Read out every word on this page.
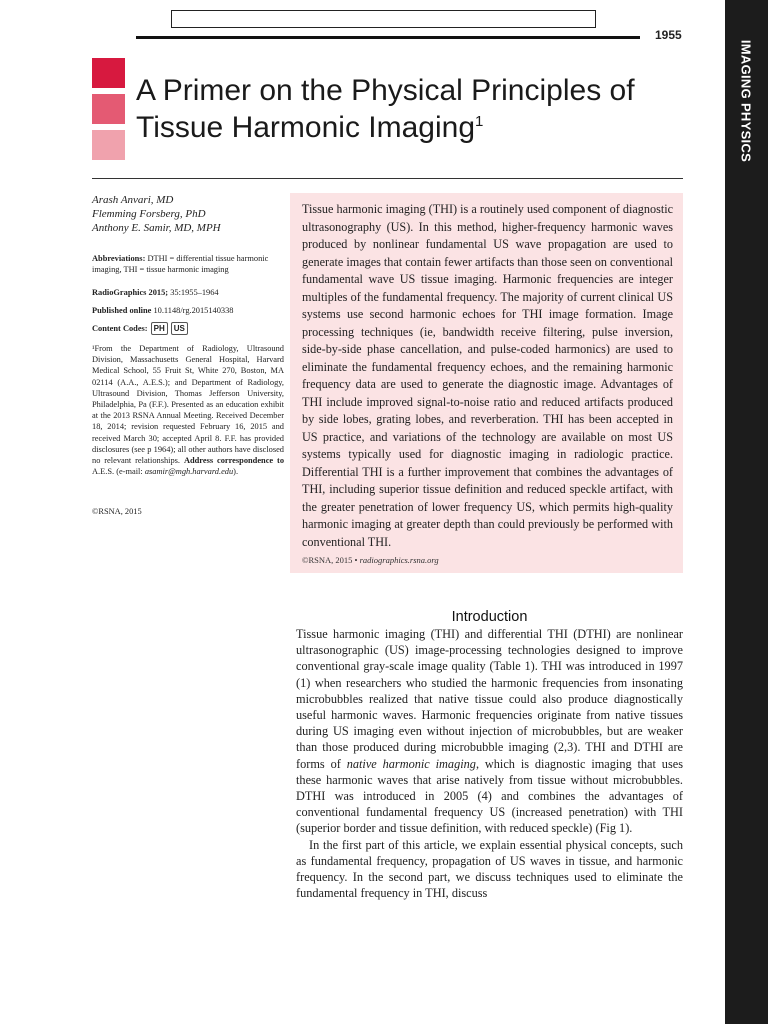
1955
IMAGING PHYSICS
A Primer on the Physical Principles of Tissue Harmonic Imaging$^1$
Arash Anvari, MD
Flemming Forsberg, PhD
Anthony E. Samir, MD, MPH
Abbreviations: DTHI = differential tissue harmonic imaging, THI = tissue harmonic imaging
RadioGraphics 2015; 35:1955–1964
Published online 10.1148/rg.2015140338
Content Codes: PH	US
¹From the Department of Radiology, Ultrasound Division, Massachusetts General Hospital, Harvard Medical School, 55 Fruit St, White 270, Boston, MA 02114 (A.A., A.E.S.); and Department of Radiology, Ultrasound Division, Thomas Jefferson University, Philadelphia, Pa (F.F.). Presented as an education exhibit at the 2013 RSNA Annual Meeting. Received December 18, 2014; revision requested February 16, 2015 and received March 30; accepted April 8. F.F. has provided disclosures (see p 1964); all other authors have disclosed no relevant relationships. Address correspondence to A.E.S. (e-mail: asamir@mgh.harvard.edu).
©RSNA, 2015

Tissue harmonic imaging (THI) is a routinely used component of diagnostic ultrasonography (US). In this method, higher-frequency harmonic waves produced by nonlinear fundamental US wave propagation are used to generate images that contain fewer artifacts than those seen on conventional fundamental wave US tissue imaging. Harmonic frequencies are integer multiples of the fundamental frequency. The majority of current clinical US systems use second harmonic echoes for THI image formation. Image processing techniques (ie, bandwidth receive filtering, pulse inversion, side-by-side phase cancellation, and pulse-coded harmonics) are used to eliminate the fundamental frequency echoes, and the remaining harmonic frequency data are used to generate the diagnostic image. Advantages of THI include improved signal-to-noise ratio and reduced artifacts produced by side lobes, grating lobes, and reverberation. THI has been accepted in US practice, and variations of the technology are available on most US systems typically used for diagnostic imaging in radiologic practice. Differential THI is a further improvement that combines the advantages of THI, including superior tissue definition and reduced speckle artifact, with the greater penetration of lower frequency US, which permits high-quality harmonic imaging at greater depth than could previously be performed with conventional THI.

©RSNA, 2015 • radiographics.rsna.org
Introduction

Tissue harmonic imaging (THI) and differential THI (DTHI) are nonlinear ultrasonographic (US) image-processing technologies designed to improve conventional gray-scale image quality (Table 1). THI was introduced in 1997 (1) when researchers who studied the harmonic frequencies from insonating microbubbles realized that native tissue could also produce diagnostically useful harmonic waves. Harmonic frequencies originate from native tissues during US imaging even without injection of microbubbles, but are weaker than those produced during microbubble imaging (2,3). THI and DTHI are forms of native harmonic imaging, which is diagnostic imaging that uses these harmonic waves that arise natively from tissue without microbubbles. DTHI was introduced in 2005 (4) and combines the advantages of conventional fundamental frequency US (increased penetration) with THI (superior border and tissue definition, with reduced speckle) (Fig 1).

In the first part of this article, we explain essential physical concepts, such as fundamental frequency, propagation of US waves in tissue, and harmonic frequency. In the second part, we discuss techniques used to eliminate the fundamental frequency in THI, discuss
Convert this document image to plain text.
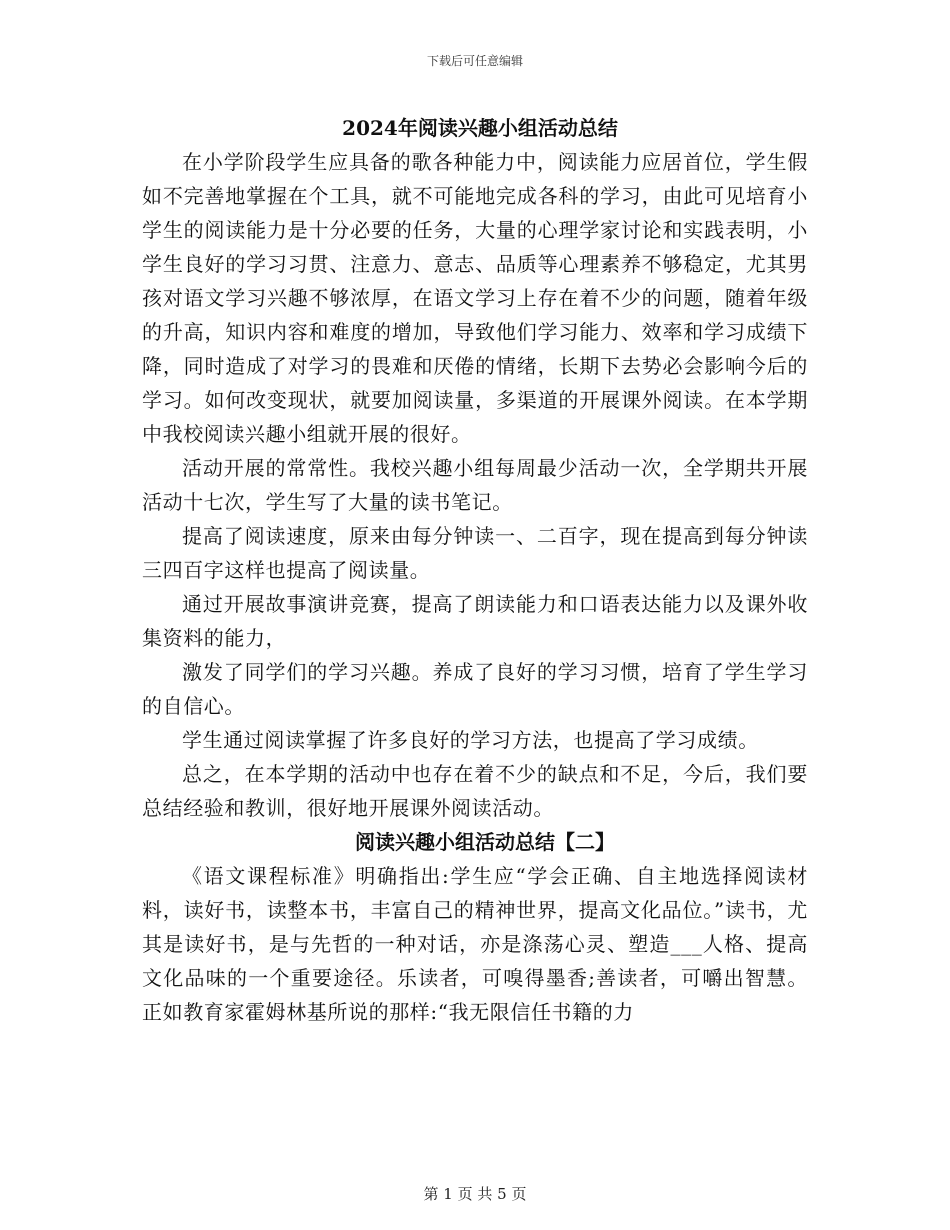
下载后可任意编辑
2024年阅读兴趣小组活动总结

在小学阶段学生应具备的歌各种能力中，阅读能力应居首位，学生假如不完善地掌握在个工具，就不可能地完成各科的学习，由此可见培育小学生的阅读能力是十分必要的任务，大量的心理学家讨论和实践表明，小学生良好的学习习贯、注意力、意志、品质等心理素养不够稳定，尤其男孩对语文学习兴趣不够浓厚，在语文学习上存在着不少的问题，随着年级的升高，知识内容和难度的增加，导致他们学习能力、效率和学习成绩下降，同时造成了对学习的畏难和厌倦的情绪，长期下去势必会影响今后的学习。如何改变现状，就要加阅读量，多渠道的开展课外阅读。在本学期中我校阅读兴趣小组就开展的很好。

活动开展的常常性。我校兴趣小组每周最少活动一次，全学期共开展活动十七次，学生写了大量的读书笔记。

提高了阅读速度，原来由每分钟读一、二百字，现在提高到每分钟读三四百字这样也提高了阅读量。

通过开展故事演讲竞赛，提高了朗读能力和口语表达能力以及课外收集资料的能力，

激发了同学们的学习兴趣。养成了良好的学习习惯，培育了学生学习的自信心。

学生通过阅读掌握了许多良好的学习方法，也提高了学习成绩。

总之，在本学期的活动中也存在着不少的缺点和不足，今后，我们要总结经验和教训，很好地开展课外阅读活动。

阅读兴趣小组活动总结【二】

《语文课程标准》明确指出:学生应“学会正确、自主地选择阅读材料，读好书，读整本书，丰富自己的精神世界，提高文化品位。”读书，尤其是读好书，是与先哲的一种对话，亦是涤荡心灵、塑造___人格、提高文化品味的一个重要途径。乐读者，可嗅得墨香;善读者，可嚼出智慧。正如教育家霍姆林基所说的那样:“我无限信任书籍的力

第 1 页 共 5 页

○ ○ ○

REQUIREMENT.
Without the pictures, retype the whole of the material above exactly.

SOLUTION.
Read out every word on this page.
1955
IMAGING PHYSICS
A Primer on the Physical Principles of Tissue Harmonic Imaging$^1$
Arash Anvari, MD
Flemming Forsberg, PhD
Anthony E. Samir, MD, MPH
Abbreviations: DTHI = differential tissue harmonic imaging, THI = tissue harmonic imaging
RadioGraphics 2015; 35:1955–1964
Published online 10.1148/rg.2015140338
Content Codes: PH	US
¹From the Department of Radiology, Ultrasound Division, Massachusetts General Hospital, Harvard Medical School, 55 Fruit St, White 270, Boston, MA 02114 (A.A., A.E.S.); and Department of Radiology, Ultrasound Division, Thomas Jefferson University, Philadelphia, Pa (F.F.). Presented as an education exhibit at the 2013 RSNA Annual Meeting. Received December 18, 2014; revision requested February 16, 2015 and received March 30; accepted April 8. F.F. has provided disclosures (see p 1964); all other authors have disclosed no relevant relationships. Address correspondence to A.E.S. (e-mail: asamir@mgh.harvard.edu).
©RSNA, 2015

Tissue harmonic imaging (THI) is a routinely used component of diagnostic ultrasonography (US). In this method, higher-frequency harmonic waves produced by nonlinear fundamental US wave propagation are used to generate images that contain fewer artifacts than those seen on conventional fundamental wave US tissue imaging. Harmonic frequencies are integer multiples of the fundamental frequency. The majority of current clinical US systems use second harmonic echoes for THI image formation. Image processing techniques (ie, bandwidth receive filtering, pulse inversion, side-by-side phase cancellation, and pulse-coded harmonics) are used to eliminate the fundamental frequency echoes, and the remaining harmonic frequency data are used to generate the diagnostic image. Advantages of THI include improved signal-to-noise ratio and reduced artifacts produced by side lobes, grating lobes, and reverberation. THI has been accepted in US practice, and variations of the technology are available on most US systems typically used for diagnostic imaging in radiologic practice. Differential THI is a further improvement that combines the advantages of THI, including superior tissue definition and reduced speckle artifact, with the greater penetration of lower frequency US, which permits high-quality harmonic imaging at greater depth than could previously be performed with conventional THI.

©RSNA, 2015 • radiographics.rsna.org
Introduction

Tissue harmonic imaging (THI) and differential THI (DTHI) are nonlinear ultrasonographic (US) image-processing technologies designed to improve conventional gray-scale image quality (Table 1). THI was introduced in 1997 (1) when researchers who studied the harmonic frequencies from insonating microbubbles realized that native tissue could also produce diagnostically useful harmonic waves. Harmonic frequencies originate from native tissues during US imaging even without injection of microbubbles, but are weaker than those produced during microbubble imaging (2,3). THI and DTHI are forms of native harmonic imaging, which is diagnostic imaging that uses these harmonic waves that arise natively from tissue without microbubbles. DTHI was introduced in 2005 (4) and combines the advantages of conventional fundamental frequency US (increased penetration) with THI (superior border and tissue definition, with reduced speckle) (Fig 1).

In the first part of this article, we explain essential physical concepts, such as fundamental frequency, propagation of US waves in tissue, and harmonic frequency. In the second part, we discuss techniques used to eliminate the fundamental frequency in THI, discuss
Convert this document image to plain text.
下载后可任意编辑
2024年阅读兴趣小组活动总结

在小学阶段学生应具备的歌各种能力中，阅读能力应居首位，学生假如不完善地掌握在个工具，就不可能地完成各科的学习，由此可见培育小学生的阅读能力是十分必要的任务，大量的心理学家讨论和实践表明，小学生良好的学习习贯、注意力、意志、品质等心理素养不够稳定，尤其男孩对语文学习兴趣不够浓厚，在语文学习上存在着不少的问题，随着年级的升高，知识内容和难度的增加，导致他们学习能力、效率和学习成绩下降，同时造成了对学习的畏难和厌倦的情绪，长期下去势必会影响今后的学习。如何改变现状，就要加阅读量，多渠道的开展课外阅读。在本学期中我校阅读兴趣小组就开展的很好。

活动开展的常常性。我校兴趣小组每周最少活动一次，全学期共开展活动十七次，学生写了大量的读书笔记。

提高了阅读速度，原来由每分钟读一、二百字，现在提高到每分钟读三四百字这样也提高了阅读量。

通过开展故事演讲竞赛，提高了朗读能力和口语表达能力以及课外收集资料的能力，

激发了同学们的学习兴趣。养成了良好的学习习惯，培育了学生学习的自信心。

学生通过阅读掌握了许多良好的学习方法，也提高了学习成绩。

总之，在本学期的活动中也存在着不少的缺点和不足，今后，我们要总结经验和教训，很好地开展课外阅读活动。

阅读兴趣小组活动总结【二】

《语文课程标准》明确指出:学生应“学会正确、自主地选择阅读材料，读好书，读整本书，丰富自己的精神世界，提高文化品位。”读书，尤其是读好书，是与先哲的一种对话，亦是涤荡心灵、塑造___人格、提高文化品味的一个重要途径。乐读者，可嗅得墨香;善读者，可嚼出智慧。正如教育家霍姆林基所说的那样:“我无限信任书籍的力

第 1 页 共 5 页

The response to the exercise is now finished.